## Supplied information
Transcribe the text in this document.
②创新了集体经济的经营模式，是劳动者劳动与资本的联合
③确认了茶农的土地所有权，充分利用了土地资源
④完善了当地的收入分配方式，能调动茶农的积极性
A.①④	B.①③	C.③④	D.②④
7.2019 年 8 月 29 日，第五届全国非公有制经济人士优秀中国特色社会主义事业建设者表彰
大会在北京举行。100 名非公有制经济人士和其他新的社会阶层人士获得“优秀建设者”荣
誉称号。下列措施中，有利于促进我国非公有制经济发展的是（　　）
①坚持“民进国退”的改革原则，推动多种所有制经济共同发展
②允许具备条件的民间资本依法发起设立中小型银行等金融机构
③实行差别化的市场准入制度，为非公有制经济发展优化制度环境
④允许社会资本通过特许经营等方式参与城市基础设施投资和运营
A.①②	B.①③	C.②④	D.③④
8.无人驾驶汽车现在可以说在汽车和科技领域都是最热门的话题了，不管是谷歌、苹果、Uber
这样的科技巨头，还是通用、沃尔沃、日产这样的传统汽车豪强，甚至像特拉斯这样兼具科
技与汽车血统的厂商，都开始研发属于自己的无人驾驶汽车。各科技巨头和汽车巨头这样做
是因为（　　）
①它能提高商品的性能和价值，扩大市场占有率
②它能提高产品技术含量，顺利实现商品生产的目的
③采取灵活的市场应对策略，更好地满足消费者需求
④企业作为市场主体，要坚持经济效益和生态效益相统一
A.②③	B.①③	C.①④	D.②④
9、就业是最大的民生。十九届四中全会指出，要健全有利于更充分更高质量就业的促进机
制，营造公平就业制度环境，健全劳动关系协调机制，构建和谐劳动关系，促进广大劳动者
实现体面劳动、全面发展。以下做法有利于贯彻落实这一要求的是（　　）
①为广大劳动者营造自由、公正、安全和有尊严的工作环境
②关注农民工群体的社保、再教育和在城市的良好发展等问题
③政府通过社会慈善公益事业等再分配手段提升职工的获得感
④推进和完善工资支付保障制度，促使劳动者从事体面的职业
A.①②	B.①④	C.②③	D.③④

## Instructions for the task
Write out all the records above again, exactly as they stand.

## The solution
Transcribe the text in this document.
②创新了集体经济的经营模式，是劳动者劳动与资本的联合
③确认了茶农的土地所有权，充分利用了土地资源
④完善了当地的收入分配方式，能调动茶农的积极性
A.①④	B.①③	C.③④	D.②④
7.2019 年 8 月 29 日，第五届全国非公有制经济人士优秀中国特色社会主义事业建设者表彰
大会在北京举行。100 名非公有制经济人士和其他新的社会阶层人士获得“优秀建设者”荣
誉称号。下列措施中，有利于促进我国非公有制经济发展的是（　　）
①坚持“民进国退”的改革原则，推动多种所有制经济共同发展
②允许具备条件的民间资本依法发起设立中小型银行等金融机构
③实行差别化的市场准入制度，为非公有制经济发展优化制度环境
④允许社会资本通过特许经营等方式参与城市基础设施投资和运营
A.①②	B.①③	C.②④	D.③④
8.无人驾驶汽车现在可以说在汽车和科技领域都是最热门的话题了，不管是谷歌、苹果、Uber
这样的科技巨头，还是通用、沃尔沃、日产这样的传统汽车豪强，甚至像特拉斯这样兼具科
技与汽车血统的厂商，都开始研发属于自己的无人驾驶汽车。各科技巨头和汽车巨头这样做
是因为（　　）
①它能提高商品的性能和价值，扩大市场占有率
②它能提高产品技术含量，顺利实现商品生产的目的
③采取灵活的市场应对策略，更好地满足消费者需求
④企业作为市场主体，要坚持经济效益和生态效益相统一
A.②③	B.①③	C.①④	D.②④
9、就业是最大的民生。十九届四中全会指出，要健全有利于更充分更高质量就业的促进机
制，营造公平就业制度环境，健全劳动关系协调机制，构建和谐劳动关系，促进广大劳动者
实现体面劳动、全面发展。以下做法有利于贯彻落实这一要求的是（　　）
①为广大劳动者营造自由、公正、安全和有尊严的工作环境
②关注农民工群体的社保、再教育和在城市的良好发展等问题
③政府通过社会慈善公益事业等再分配手段提升职工的获得感
④推进和完善工资支付保障制度，促使劳动者从事体面的职业
A.①②	B.①④	C.②③	D.③④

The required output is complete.